**WHAT YOU SHOULD DO:** Compute the number of lines that include the string "Duhart", then output that number and nothing else.

[Stored entries]
** BEGIN **
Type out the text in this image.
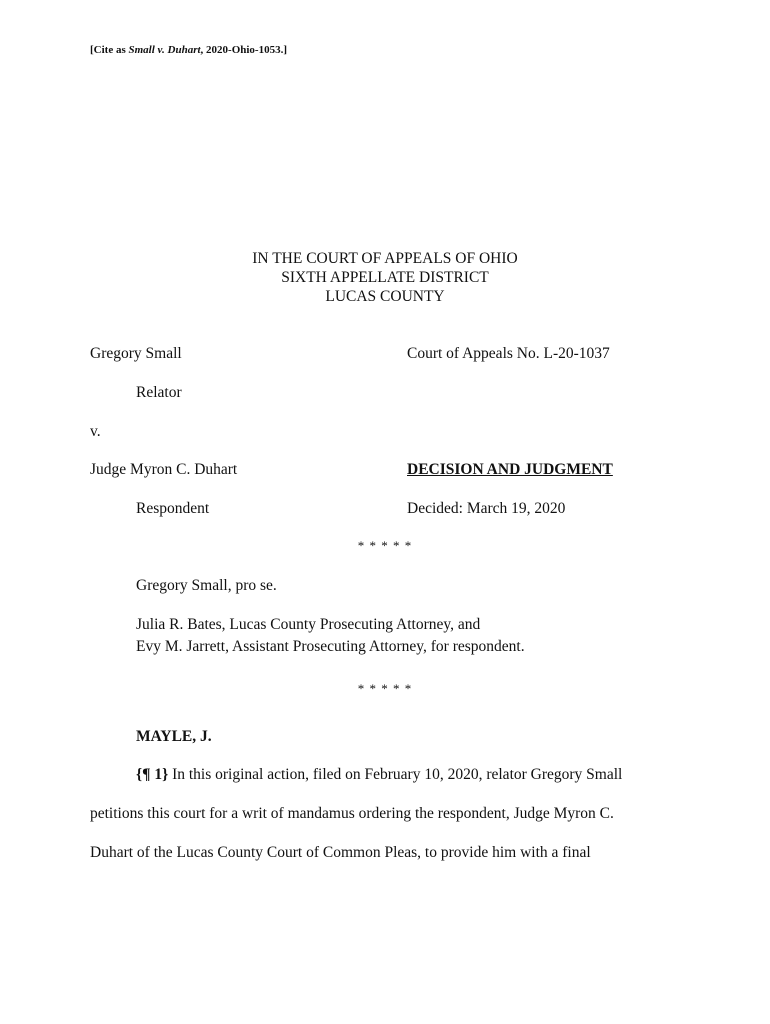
[Cite as Small v. Duhart, 2020-Ohio-1053.]
IN THE COURT OF APPEALS OF OHIO
SIXTH APPELLATE DISTRICT
LUCAS COUNTY
Gregory Small
Relator
v.
Judge Myron C. Duhart
Respondent
Court of Appeals No. L-20-1037
DECISION AND JUDGMENT
Decided: March 19, 2020
* * * * *
Gregory Small, pro se.
Julia R. Bates, Lucas County Prosecuting Attorney, and
Evy M. Jarrett, Assistant Prosecuting Attorney, for respondent.
* * * * *
MAYLE, J.
{¶ 1} In this original action, filed on February 10, 2020, relator Gregory Small
petitions this court for a writ of mandamus ordering the respondent, Judge Myron C.
Duhart of the Lucas County Court of Common Pleas, to provide him with a final
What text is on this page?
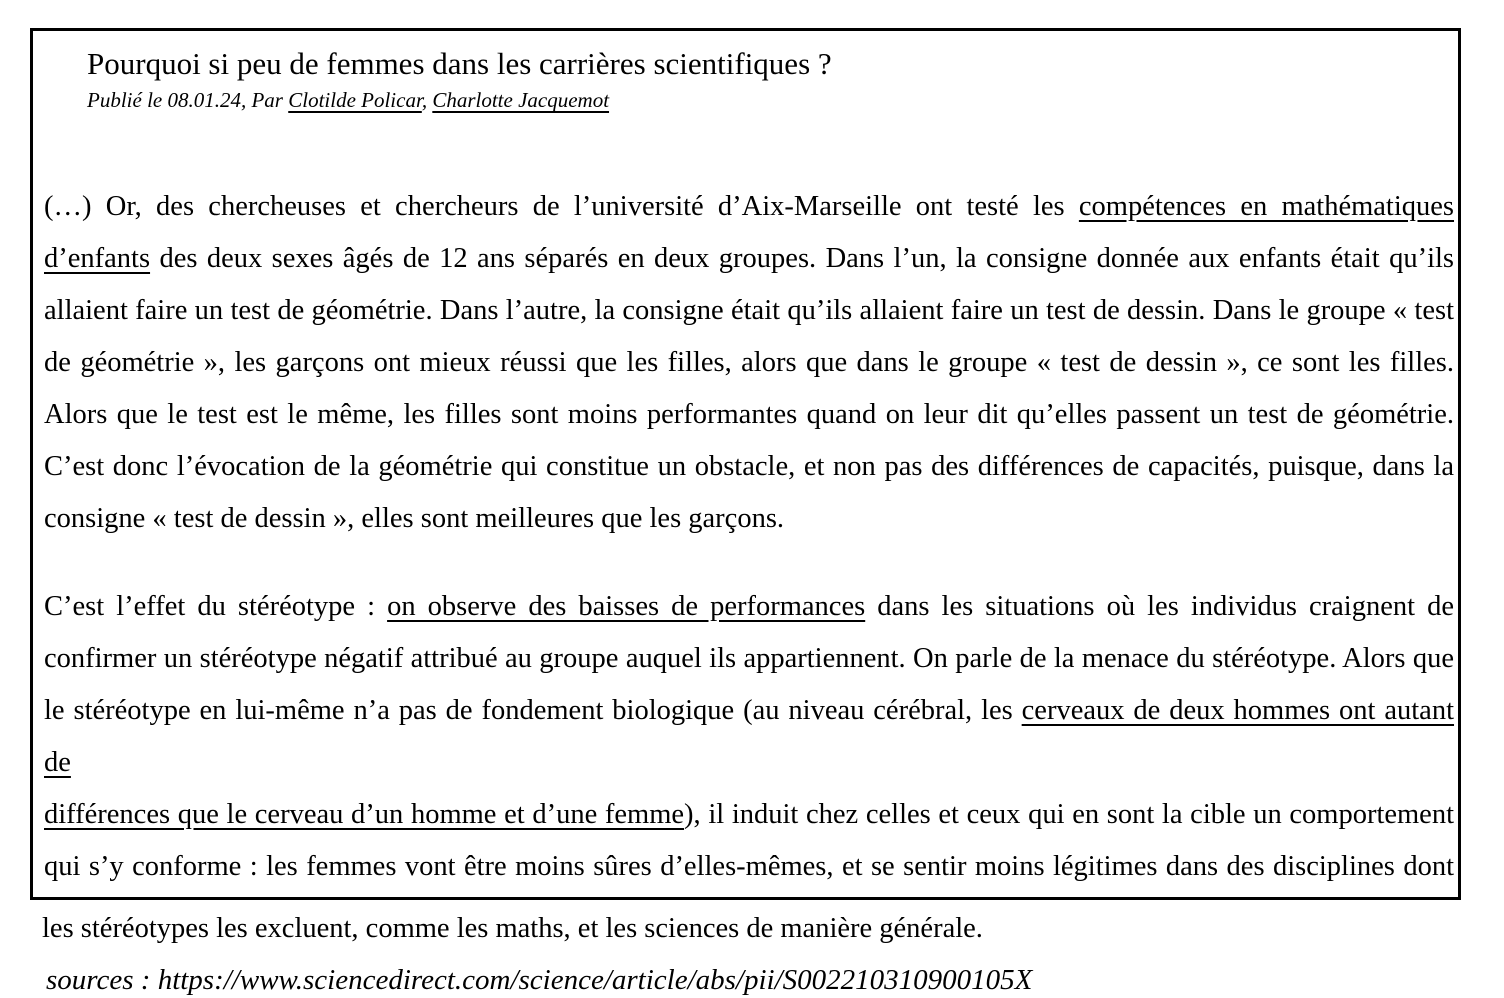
Pourquoi si peu de femmes dans les carrières scientifiques ?
Publié le 08.01.24, Par Clotilde Policar, Charlotte Jacquemot
(…) Or, des chercheuses et chercheurs de l’université d’Aix-Marseille ont testé les compétences en mathématiques
d’enfants des deux sexes âgés de 12 ans séparés en deux groupes. Dans l’un, la consigne donnée aux enfants était qu’ils
allaient faire un test de géométrie. Dans l’autre, la consigne était qu’ils allaient faire un test de dessin. Dans le groupe « test
de géométrie », les garçons ont mieux réussi que les filles, alors que dans le groupe « test de dessin », ce sont les filles.
Alors que le test est le même, les filles sont moins performantes quand on leur dit qu’elles passent un test de géométrie.
C’est donc l’évocation de la géométrie qui constitue un obstacle, et non pas des différences de capacités, puisque, dans la
consigne « test de dessin », elles sont meilleures que les garçons.
C’est l’effet du stéréotype : on observe des baisses de performances dans les situations où les individus craignent de
confirmer un stéréotype négatif attribué au groupe auquel ils appartiennent. On parle de la menace du stéréotype. Alors que
le stéréotype en lui-même n’a pas de fondement biologique (au niveau cérébral, les cerveaux de deux hommes ont autant de
différences que le cerveau d’un homme et d’une femme), il induit chez celles et ceux qui en sont la cible un comportement
qui s’y conforme : les femmes vont être moins sûres d’elles-mêmes, et se sentir moins légitimes dans des disciplines dont
les stéréotypes les excluent, comme les maths, et les sciences de manière générale.
sources : https://www.sciencedirect.com/science/article/abs/pii/S002210310900105X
** END **
**RESULT OF THE EXERCISE:** 3